▶ _Given records_:

####

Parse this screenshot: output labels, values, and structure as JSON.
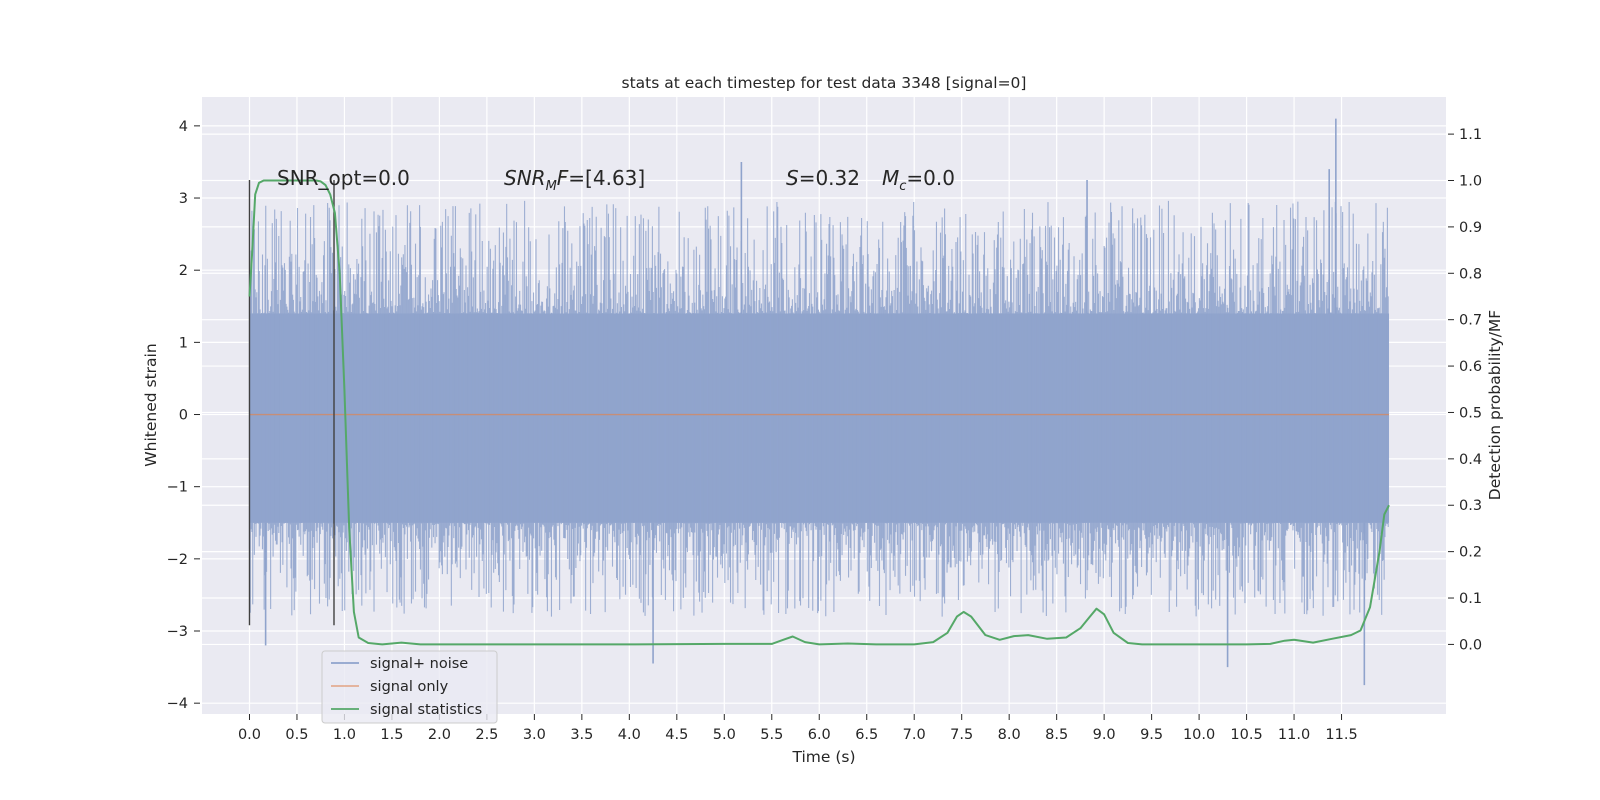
{
  "chart_data": {
    "type": "line",
    "title": "stats at each timestep for test data 3348 [signal=0]",
    "xlabel": "Time (s)",
    "ylabel": "Whitened strain",
    "y2label": "Detection probability/MF",
    "xlim": [
      -0.5,
      12.6
    ],
    "ylim": [
      -4.15,
      4.4
    ],
    "y2lim": [
      -0.15,
      1.18
    ],
    "xticks": [
      0.0,
      0.5,
      1.0,
      1.5,
      2.0,
      2.5,
      3.0,
      3.5,
      4.0,
      4.5,
      5.0,
      5.5,
      6.0,
      6.5,
      7.0,
      7.5,
      8.0,
      8.5,
      9.0,
      9.5,
      10.0,
      10.5,
      11.0,
      11.5
    ],
    "xtick_labels": [
      "0.0",
      "0.5",
      "1.0",
      "1.5",
      "2.0",
      "2.5",
      "3.0",
      "3.5",
      "4.0",
      "4.5",
      "5.0",
      "5.5",
      "6.0",
      "6.5",
      "7.0",
      "7.5",
      "8.0",
      "8.5",
      "9.0",
      "9.5",
      "10.0",
      "10.5",
      "11.0",
      "11.5"
    ],
    "yticks": [
      -4,
      -3,
      -2,
      -1,
      0,
      1,
      2,
      3,
      4
    ],
    "ytick_labels": [
      "−4",
      "−3",
      "−2",
      "−1",
      "0",
      "1",
      "2",
      "3",
      "4"
    ],
    "y2ticks": [
      0.0,
      0.1,
      0.2,
      0.3,
      0.4,
      0.5,
      0.6,
      0.7,
      0.8,
      0.9,
      1.0,
      1.1
    ],
    "y2tick_labels": [
      "0.0",
      "0.1",
      "0.2",
      "0.3",
      "0.4",
      "0.5",
      "0.6",
      "0.7",
      "0.8",
      "0.9",
      "1.0",
      "1.1"
    ],
    "grid": true,
    "legend_position": "lower-left",
    "annotations": {
      "snr_opt": "SNR_opt=0.0",
      "snr_mf_sym": "SNR",
      "snr_mf_sub": "M",
      "snr_mf_f": "F",
      "snr_mf_val": "=[4.63]",
      "s_sym": "S",
      "s_val": "=0.32",
      "mc_sym": "M",
      "mc_sub": "c",
      "mc_val": "=0.0"
    },
    "vlines": [
      {
        "x": 0.0,
        "ymin": -2.92,
        "ymax": 3.25
      },
      {
        "x": 0.89,
        "ymin": -2.92,
        "ymax": 3.25
      }
    ],
    "series": [
      {
        "name": "signal+ noise",
        "color": "#8fa3cc",
        "axis": "left",
        "x_range": [
          0.0,
          12.0
        ],
        "core_band": [
          -1.5,
          1.4
        ],
        "max_peak": 4.1,
        "min_peak": -3.75,
        "notable_peaks": [
          {
            "x": 11.44,
            "y": 4.1
          },
          {
            "x": 11.37,
            "y": 3.4
          },
          {
            "x": 8.82,
            "y": 3.25
          },
          {
            "x": 5.18,
            "y": 3.5
          },
          {
            "x": 11.74,
            "y": -3.75
          },
          {
            "x": 4.25,
            "y": -3.45
          },
          {
            "x": 10.3,
            "y": -3.5
          },
          {
            "x": 0.17,
            "y": -3.2
          }
        ]
      },
      {
        "name": "signal only",
        "color": "#dd8452",
        "axis": "left",
        "x": [
          0.0,
          12.0
        ],
        "y": [
          0.0,
          0.0
        ]
      },
      {
        "name": "signal statistics",
        "color": "#55a868",
        "axis": "right",
        "x": [
          0.0,
          0.03,
          0.06,
          0.1,
          0.15,
          0.2,
          0.3,
          0.4,
          0.5,
          0.6,
          0.65,
          0.7,
          0.75,
          0.8,
          0.85,
          0.9,
          0.95,
          1.0,
          1.05,
          1.1,
          1.15,
          1.25,
          1.4,
          1.6,
          1.8,
          2.5,
          4.0,
          5.0,
          5.5,
          5.62,
          5.72,
          5.85,
          6.0,
          6.3,
          6.6,
          7.0,
          7.2,
          7.35,
          7.45,
          7.52,
          7.6,
          7.75,
          7.9,
          8.05,
          8.2,
          8.4,
          8.6,
          8.75,
          8.85,
          8.92,
          9.0,
          9.1,
          9.25,
          9.4,
          9.6,
          10.0,
          10.5,
          10.75,
          10.9,
          11.0,
          11.2,
          11.4,
          11.6,
          11.7,
          11.8,
          11.9,
          11.95,
          12.0
        ],
        "y": [
          0.75,
          0.85,
          0.97,
          0.995,
          1.0,
          1.0,
          1.0,
          1.0,
          1.0,
          1.0,
          1.0,
          1.0,
          0.998,
          0.99,
          0.97,
          0.93,
          0.8,
          0.55,
          0.25,
          0.07,
          0.015,
          0.003,
          0.0,
          0.004,
          0.0,
          0.0,
          0.0,
          0.001,
          0.001,
          0.01,
          0.017,
          0.005,
          0.0,
          0.002,
          0.0,
          0.0,
          0.005,
          0.025,
          0.06,
          0.07,
          0.06,
          0.02,
          0.01,
          0.018,
          0.02,
          0.012,
          0.015,
          0.035,
          0.06,
          0.077,
          0.065,
          0.025,
          0.003,
          0.0,
          0.0,
          0.0,
          0.0,
          0.001,
          0.008,
          0.01,
          0.004,
          0.012,
          0.02,
          0.03,
          0.08,
          0.2,
          0.28,
          0.3
        ]
      }
    ]
  }
}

####

▶ _Challenge_: Extract the full listing exactly, with the pictures left out.

▶ _Solution to the problem_:
Parse this screenshot: output labels, values, and structure as JSON.
{
  "chart_data": {
    "type": "line",
    "title": "stats at each timestep for test data 3348 [signal=0]",
    "xlabel": "Time (s)",
    "ylabel": "Whitened strain",
    "y2label": "Detection probability/MF",
    "xlim": [
      -0.5,
      12.6
    ],
    "ylim": [
      -4.15,
      4.4
    ],
    "y2lim": [
      -0.15,
      1.18
    ],
    "xticks": [
      0.0,
      0.5,
      1.0,
      1.5,
      2.0,
      2.5,
      3.0,
      3.5,
      4.0,
      4.5,
      5.0,
      5.5,
      6.0,
      6.5,
      7.0,
      7.5,
      8.0,
      8.5,
      9.0,
      9.5,
      10.0,
      10.5,
      11.0,
      11.5
    ],
    "xtick_labels": [
      "0.0",
      "0.5",
      "1.0",
      "1.5",
      "2.0",
      "2.5",
      "3.0",
      "3.5",
      "4.0",
      "4.5",
      "5.0",
      "5.5",
      "6.0",
      "6.5",
      "7.0",
      "7.5",
      "8.0",
      "8.5",
      "9.0",
      "9.5",
      "10.0",
      "10.5",
      "11.0",
      "11.5"
    ],
    "yticks": [
      -4,
      -3,
      -2,
      -1,
      0,
      1,
      2,
      3,
      4
    ],
    "ytick_labels": [
      "−4",
      "−3",
      "−2",
      "−1",
      "0",
      "1",
      "2",
      "3",
      "4"
    ],
    "y2ticks": [
      0.0,
      0.1,
      0.2,
      0.3,
      0.4,
      0.5,
      0.6,
      0.7,
      0.8,
      0.9,
      1.0,
      1.1
    ],
    "y2tick_labels": [
      "0.0",
      "0.1",
      "0.2",
      "0.3",
      "0.4",
      "0.5",
      "0.6",
      "0.7",
      "0.8",
      "0.9",
      "1.0",
      "1.1"
    ],
    "grid": true,
    "legend_position": "lower-left",
    "annotations": {
      "snr_opt": "SNR_opt=0.0",
      "snr_mf_sym": "SNR",
      "snr_mf_sub": "M",
      "snr_mf_f": "F",
      "snr_mf_val": "=[4.63]",
      "s_sym": "S",
      "s_val": "=0.32",
      "mc_sym": "M",
      "mc_sub": "c",
      "mc_val": "=0.0"
    },
    "vlines": [
      {
        "x": 0.0,
        "ymin": -2.92,
        "ymax": 3.25
      },
      {
        "x": 0.89,
        "ymin": -2.92,
        "ymax": 3.25
      }
    ],
    "series": [
      {
        "name": "signal+ noise",
        "color": "#8fa3cc",
        "axis": "left",
        "x_range": [
          0.0,
          12.0
        ],
        "core_band": [
          -1.5,
          1.4
        ],
        "max_peak": 4.1,
        "min_peak": -3.75,
        "notable_peaks": [
          {
            "x": 11.44,
            "y": 4.1
          },
          {
            "x": 11.37,
            "y": 3.4
          },
          {
            "x": 8.82,
            "y": 3.25
          },
          {
            "x": 5.18,
            "y": 3.5
          },
          {
            "x": 11.74,
            "y": -3.75
          },
          {
            "x": 4.25,
            "y": -3.45
          },
          {
            "x": 10.3,
            "y": -3.5
          },
          {
            "x": 0.17,
            "y": -3.2
          }
        ]
      },
      {
        "name": "signal only",
        "color": "#dd8452",
        "axis": "left",
        "x": [
          0.0,
          12.0
        ],
        "y": [
          0.0,
          0.0
        ]
      },
      {
        "name": "signal statistics",
        "color": "#55a868",
        "axis": "right",
        "x": [
          0.0,
          0.03,
          0.06,
          0.1,
          0.15,
          0.2,
          0.3,
          0.4,
          0.5,
          0.6,
          0.65,
          0.7,
          0.75,
          0.8,
          0.85,
          0.9,
          0.95,
          1.0,
          1.05,
          1.1,
          1.15,
          1.25,
          1.4,
          1.6,
          1.8,
          2.5,
          4.0,
          5.0,
          5.5,
          5.62,
          5.72,
          5.85,
          6.0,
          6.3,
          6.6,
          7.0,
          7.2,
          7.35,
          7.45,
          7.52,
          7.6,
          7.75,
          7.9,
          8.05,
          8.2,
          8.4,
          8.6,
          8.75,
          8.85,
          8.92,
          9.0,
          9.1,
          9.25,
          9.4,
          9.6,
          10.0,
          10.5,
          10.75,
          10.9,
          11.0,
          11.2,
          11.4,
          11.6,
          11.7,
          11.8,
          11.9,
          11.95,
          12.0
        ],
        "y": [
          0.75,
          0.85,
          0.97,
          0.995,
          1.0,
          1.0,
          1.0,
          1.0,
          1.0,
          1.0,
          1.0,
          1.0,
          0.998,
          0.99,
          0.97,
          0.93,
          0.8,
          0.55,
          0.25,
          0.07,
          0.015,
          0.003,
          0.0,
          0.004,
          0.0,
          0.0,
          0.0,
          0.001,
          0.001,
          0.01,
          0.017,
          0.005,
          0.0,
          0.002,
          0.0,
          0.0,
          0.005,
          0.025,
          0.06,
          0.07,
          0.06,
          0.02,
          0.01,
          0.018,
          0.02,
          0.012,
          0.015,
          0.035,
          0.06,
          0.077,
          0.065,
          0.025,
          0.003,
          0.0,
          0.0,
          0.0,
          0.0,
          0.001,
          0.008,
          0.01,
          0.004,
          0.012,
          0.02,
          0.03,
          0.08,
          0.2,
          0.28,
          0.3
        ]
      }
    ]
  }
}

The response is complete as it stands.